_EXERCISE BRIEF_
Rewrite the rows below as a numbered list, leaving out blank lines and any pictures.

_DATASET RECORDS_
◇ ◇ ◇

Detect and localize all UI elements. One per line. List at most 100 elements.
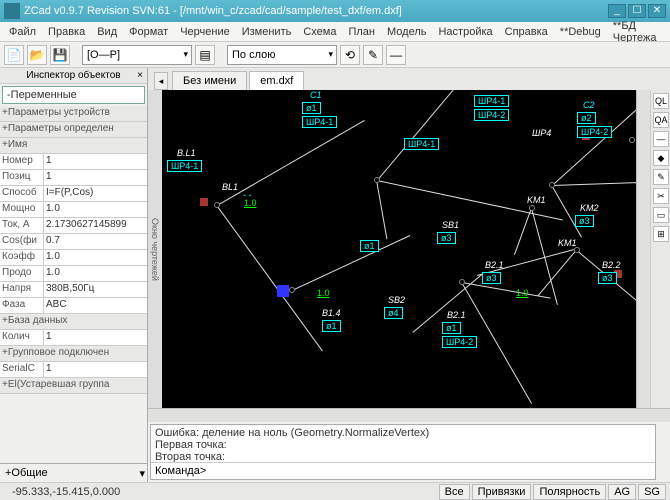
prop-row[interactable]: +Параметры определен: [0, 122, 147, 138]
menu-modify[interactable]: Изменить: [237, 24, 297, 40]
prop-value[interactable]: 1: [44, 362, 147, 377]
prop-group[interactable]: +El(Устаревшая группа: [0, 378, 147, 393]
prop-row[interactable]: +Имя: [0, 138, 147, 154]
tool-b[interactable]: ✎: [363, 45, 383, 65]
status-bar: -95.333,-15.415,0.000 Все Привязки Поляр…: [0, 482, 670, 500]
lbl-shp41-box: ШР4-1: [404, 138, 439, 150]
rtool-grid[interactable]: ⊞: [653, 226, 669, 242]
prop-row[interactable]: +База данных: [0, 314, 147, 330]
rtool-diamond[interactable]: ◆: [653, 150, 669, 166]
prop-row[interactable]: Ток, А2.1730627145899: [0, 218, 147, 234]
prop-row[interactable]: Напря380В,50Гц: [0, 282, 147, 298]
prop-key: Номер: [0, 154, 44, 169]
horizontal-scrollbar[interactable]: [148, 408, 670, 422]
rtool-pencil[interactable]: ✎: [653, 169, 669, 185]
menu-debug[interactable]: **Debug: [555, 24, 606, 40]
prop-group[interactable]: +Параметры устройств: [0, 106, 147, 121]
chevron-down-icon[interactable]: ▾: [139, 467, 145, 480]
prop-row[interactable]: СпособI=F(P,Cos): [0, 186, 147, 202]
menu-edit[interactable]: Правка: [43, 24, 90, 40]
tool-a[interactable]: ⟲: [340, 45, 360, 65]
prop-value[interactable]: ABC: [44, 298, 147, 313]
new-button[interactable]: 📄: [4, 45, 24, 65]
canvas-caption: Окно чертежей: [148, 90, 162, 408]
prop-row[interactable]: +Параметры устройств: [0, 106, 147, 122]
prop-row[interactable]: SerialC1: [0, 362, 147, 378]
status-sg[interactable]: SG: [638, 484, 666, 500]
prop-value[interactable]: 1: [44, 154, 147, 169]
tab-nav-left[interactable]: ◂: [154, 72, 168, 90]
color-by-layer-select[interactable]: По слою: [227, 45, 337, 65]
minimize-button[interactable]: _: [608, 4, 626, 18]
menu-view[interactable]: Вид: [92, 24, 122, 40]
inspector-footer-label[interactable]: +Общие: [2, 466, 51, 480]
menu-file[interactable]: Файл: [4, 24, 41, 40]
prop-value[interactable]: 1: [44, 330, 147, 345]
prop-value[interactable]: 2.1730627145899: [44, 218, 147, 233]
menu-draw[interactable]: Черчение: [175, 24, 235, 40]
save-button[interactable]: 💾: [50, 45, 70, 65]
prop-row[interactable]: Cos(фи0.7: [0, 234, 147, 250]
rtool-line[interactable]: —: [653, 131, 669, 147]
prop-group[interactable]: +Групповое подключен: [0, 346, 147, 361]
close-button[interactable]: ✕: [648, 4, 666, 18]
prop-value[interactable]: 1.0: [44, 202, 147, 217]
lbl-sb1: SB1: [442, 220, 459, 230]
prop-value[interactable]: 1.0: [44, 266, 147, 281]
rtool-rect[interactable]: ▭: [653, 207, 669, 223]
tool-c[interactable]: —: [386, 45, 406, 65]
status-ag[interactable]: AG: [608, 484, 636, 500]
lbl-d1b: ø1: [360, 240, 379, 252]
maximize-button[interactable]: ☐: [628, 4, 646, 18]
tab-bar: ◂ Без имени em.dxf: [148, 68, 670, 90]
drawing-canvas[interactable]: C1 ø1 ШР4-1 ШР4-1 ШР4-2 C2 ø2 ШР4-2 ШР4 …: [162, 90, 636, 408]
inspector-dropdown[interactable]: -Переменные: [2, 86, 145, 104]
menu-plan[interactable]: План: [343, 24, 380, 40]
prop-value[interactable]: 1: [44, 170, 147, 185]
status-polar[interactable]: Полярность: [533, 484, 606, 500]
prop-key: SerialC: [0, 362, 44, 377]
rtool-ql[interactable]: QL: [653, 93, 669, 109]
lbl-c1: C1: [310, 90, 322, 100]
layer-props-button[interactable]: ▤: [195, 45, 215, 65]
prop-group[interactable]: +Имя: [0, 138, 147, 153]
layer-select[interactable]: [O—P]: [82, 45, 192, 65]
prop-row[interactable]: Мощно1.0: [0, 202, 147, 218]
prop-row[interactable]: Номер1: [0, 154, 147, 170]
prop-row[interactable]: Продо1.0: [0, 266, 147, 282]
status-all[interactable]: Все: [439, 484, 470, 500]
lbl-b14: B1.4: [322, 308, 341, 318]
rtool-qa[interactable]: QA: [653, 112, 669, 128]
prop-value[interactable]: 380В,50Гц: [44, 282, 147, 297]
tab-unnamed[interactable]: Без имени: [172, 71, 247, 90]
tab-emdxf[interactable]: em.dxf: [249, 71, 304, 90]
prop-value[interactable]: 1.0: [44, 250, 147, 265]
prop-value[interactable]: 0.7: [44, 234, 147, 249]
prop-row[interactable]: +El(Устаревшая группа: [0, 378, 147, 394]
menu-settings[interactable]: Настройка: [433, 24, 497, 40]
lbl-shp4: ШР4: [532, 128, 551, 138]
vertical-scrollbar[interactable]: [636, 90, 650, 408]
prop-group[interactable]: +База данных: [0, 314, 147, 329]
toolbar: 📄 📂 💾 [O—P] ▤ По слою ⟲ ✎ —: [0, 42, 670, 68]
prop-group[interactable]: +Параметры определен: [0, 122, 147, 137]
prop-row[interactable]: ФазаABC: [0, 298, 147, 314]
menu-scheme[interactable]: Схема: [298, 24, 341, 40]
open-button[interactable]: 📂: [27, 45, 47, 65]
prop-value[interactable]: I=F(P,Cos): [44, 186, 147, 201]
lbl-c10c: 1.0: [317, 288, 330, 298]
menu-model[interactable]: Модель: [382, 24, 431, 40]
command-input[interactable]: [206, 465, 651, 477]
prop-row[interactable]: Позиц1: [0, 170, 147, 186]
lbl-d1: ø1: [302, 102, 321, 114]
prop-row[interactable]: Коэфф1.0: [0, 250, 147, 266]
prop-row[interactable]: +Групповое подключен: [0, 346, 147, 362]
menu-format[interactable]: Формат: [124, 24, 173, 40]
lbl-d1c: ø1: [322, 320, 341, 332]
log-line-1: Ошибка: деление на ноль (Geometry.Normal…: [155, 427, 651, 439]
lbl-c10b: 1.0: [516, 288, 529, 298]
rtool-cut[interactable]: ✂: [653, 188, 669, 204]
status-snaps[interactable]: Привязки: [472, 484, 532, 500]
prop-row[interactable]: Колич1: [0, 330, 147, 346]
menu-help[interactable]: Справка: [500, 24, 553, 40]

◇ ◇ ◇

_EXERCISE OUTPUT_
1. Detect and localize all UI elements. One per line. List at most 100 elements.
2. prop-row[interactable]: +Параметры определен: [0, 122, 147, 138]
3. menu-modify[interactable]: Изменить: [237, 24, 297, 40]
4. prop-value[interactable]: 1: [44, 362, 147, 377]
5. prop-group[interactable]: +El(Устаревшая группа: [0, 378, 147, 393]
6. prop-row[interactable]: +Имя: [0, 138, 147, 154]
7. tool-b[interactable]: ✎: [363, 45, 383, 65]
8. status-bar: -95.333,-15.415,0.000 Все Привязки Поляр…: [0, 482, 670, 500]
9. lbl-shp41-box: ШР4-1: [404, 138, 439, 150]
10. rtool-grid[interactable]: ⊞: [653, 226, 669, 242]
11. prop-row[interactable]: +База данных: [0, 314, 147, 330]
12. rtool-diamond[interactable]: ◆: [653, 150, 669, 166]
13. prop-row[interactable]: Ток, А2.1730627145899: [0, 218, 147, 234]
14. prop-row[interactable]: Напря380В,50Гц: [0, 282, 147, 298]
15. prop-key: Номер: [0, 154, 44, 169]
16. horizontal-scrollbar[interactable]: [148, 408, 670, 422]
17. rtool-pencil[interactable]: ✎: [653, 169, 669, 185]
18. menu-debug[interactable]: **Debug: [555, 24, 606, 40]
19. prop-group[interactable]: +Параметры устройств: [0, 106, 147, 121]
20. chevron-down-icon[interactable]: ▾: [139, 467, 145, 480]
21. prop-row[interactable]: СпособI=F(P,Cos): [0, 186, 147, 202]
22. menu-edit[interactable]: Правка: [43, 24, 90, 40]
23. tool-a[interactable]: ⟲: [340, 45, 360, 65]
24. prop-value[interactable]: ABC: [44, 298, 147, 313]
25. new-button[interactable]: 📄: [4, 45, 24, 65]
26. canvas-caption: Окно чертежей: [148, 90, 162, 408]
27. prop-row[interactable]: +Параметры устройств: [0, 106, 147, 122]
28. prop-row[interactable]: SerialC1: [0, 362, 147, 378]
29. status-sg[interactable]: SG: [638, 484, 666, 500]
30. prop-value[interactable]: 1: [44, 154, 147, 169]
31. tab-nav-left[interactable]: ◂: [154, 72, 168, 90]
32. color-by-layer-select[interactable]: По слою: [227, 45, 337, 65]
33. minimize-button[interactable]: _: [608, 4, 626, 18]
34. menu-view[interactable]: Вид: [92, 24, 122, 40]
35. inspector-footer-label[interactable]: +Общие: [2, 466, 51, 480]
36. menu-file[interactable]: Файл: [4, 24, 41, 40]
37. prop-value[interactable]: 1: [44, 330, 147, 345]
38. prop-value[interactable]: 2.1730627145899: [44, 218, 147, 233]
39. menu-draw[interactable]: Черчение: [175, 24, 235, 40]
40. save-button[interactable]: 💾: [50, 45, 70, 65]
41. prop-row[interactable]: Cos(фи0.7: [0, 234, 147, 250]
42. rtool-line[interactable]: —: [653, 131, 669, 147]
43. prop-group[interactable]: +Групповое подключен: [0, 346, 147, 361]
44. close-button[interactable]: ✕: [648, 4, 666, 18]
45. prop-value[interactable]: 1.0: [44, 202, 147, 217]
46. lbl-sb1: SB1: [442, 220, 459, 230]
47. prop-value[interactable]: 1.0: [44, 266, 147, 281]
48. rtool-rect[interactable]: ▭: [653, 207, 669, 223]
49. tool-c[interactable]: —: [386, 45, 406, 65]
50. status-ag[interactable]: AG: [608, 484, 636, 500]
51. lbl-d1b: ø1: [360, 240, 379, 252]
52. maximize-button[interactable]: ☐: [628, 4, 646, 18]
53. tab-bar: ◂ Без имени em.dxf: [148, 68, 670, 90]
54. drawing-canvas[interactable]: C1 ø1 ШР4-1 ШР4-1 ШР4-2 C2 ø2 ШР4-2 ШР4 …: [162, 90, 636, 408]
55. inspector-dropdown[interactable]: -Переменные: [2, 86, 145, 104]
56. menu-plan[interactable]: План: [343, 24, 380, 40]
57. prop-value[interactable]: 1: [44, 170, 147, 185]
58. status-polar[interactable]: Полярность: [533, 484, 606, 500]
59. prop-key: SerialC: [0, 362, 44, 377]
60. rtool-ql[interactable]: QL: [653, 93, 669, 109]
61. lbl-c1: C1: [310, 90, 322, 100]
62. layer-props-button[interactable]: ▤: [195, 45, 215, 65]
63. prop-group[interactable]: +Имя: [0, 138, 147, 153]
64. layer-select[interactable]: [O—P]: [82, 45, 192, 65]
65. prop-row[interactable]: Мощно1.0: [0, 202, 147, 218]
66. prop-row[interactable]: Номер1: [0, 154, 147, 170]
67. prop-row[interactable]: Продо1.0: [0, 266, 147, 282]
68. status-all[interactable]: Все: [439, 484, 470, 500]
69. lbl-b14: B1.4: [322, 308, 341, 318]
70. rtool-qa[interactable]: QA: [653, 112, 669, 128]
71. prop-value[interactable]: 380В,50Гц: [44, 282, 147, 297]
72. tab-unnamed[interactable]: Без имени: [172, 71, 247, 90]
73. tab-emdxf[interactable]: em.dxf: [249, 71, 304, 90]
74. prop-value[interactable]: 1.0: [44, 250, 147, 265]
75. prop-value[interactable]: 0.7: [44, 234, 147, 249]
76. prop-row[interactable]: +El(Устаревшая группа: [0, 378, 147, 394]
77. menu-settings[interactable]: Настройка: [433, 24, 497, 40]
78. lbl-shp4: ШР4: [532, 128, 551, 138]
79. vertical-scrollbar[interactable]: [636, 90, 650, 408]
80. prop-group[interactable]: +База данных: [0, 314, 147, 329]
81. toolbar: 📄 📂 💾 [O—P] ▤ По слою ⟲ ✎ —: [0, 42, 670, 68]
82. prop-group[interactable]: +Параметры определен: [0, 122, 147, 137]
83. prop-row[interactable]: ФазаABC: [0, 298, 147, 314]
84. menu-scheme[interactable]: Схема: [298, 24, 341, 40]
85. open-button[interactable]: 📂: [27, 45, 47, 65]
86. prop-value[interactable]: I=F(P,Cos): [44, 186, 147, 201]
87. lbl-c10c: 1.0: [317, 288, 330, 298]
88. menu-model[interactable]: Модель: [382, 24, 431, 40]
89. command-input[interactable]: [206, 465, 651, 477]
90. prop-row[interactable]: Позиц1: [0, 170, 147, 186]
91. lbl-d1: ø1: [302, 102, 321, 114]
92. prop-row[interactable]: Коэфф1.0: [0, 250, 147, 266]
93. prop-row[interactable]: +Групповое подключен: [0, 346, 147, 362]
94. menu-format[interactable]: Формат: [124, 24, 173, 40]
95. lbl-d1c: ø1: [322, 320, 341, 332]
96. log-line-1: Ошибка: деление на ноль (Geometry.Normal…: [155, 427, 651, 439]
97. lbl-c10b: 1.0: [516, 288, 529, 298]
98. rtool-cut[interactable]: ✂: [653, 188, 669, 204]
99. status-snaps[interactable]: Привязки: [472, 484, 532, 500]
100. prop-row[interactable]: Колич1: [0, 330, 147, 346]
101. menu-help[interactable]: Справка: [500, 24, 553, 40]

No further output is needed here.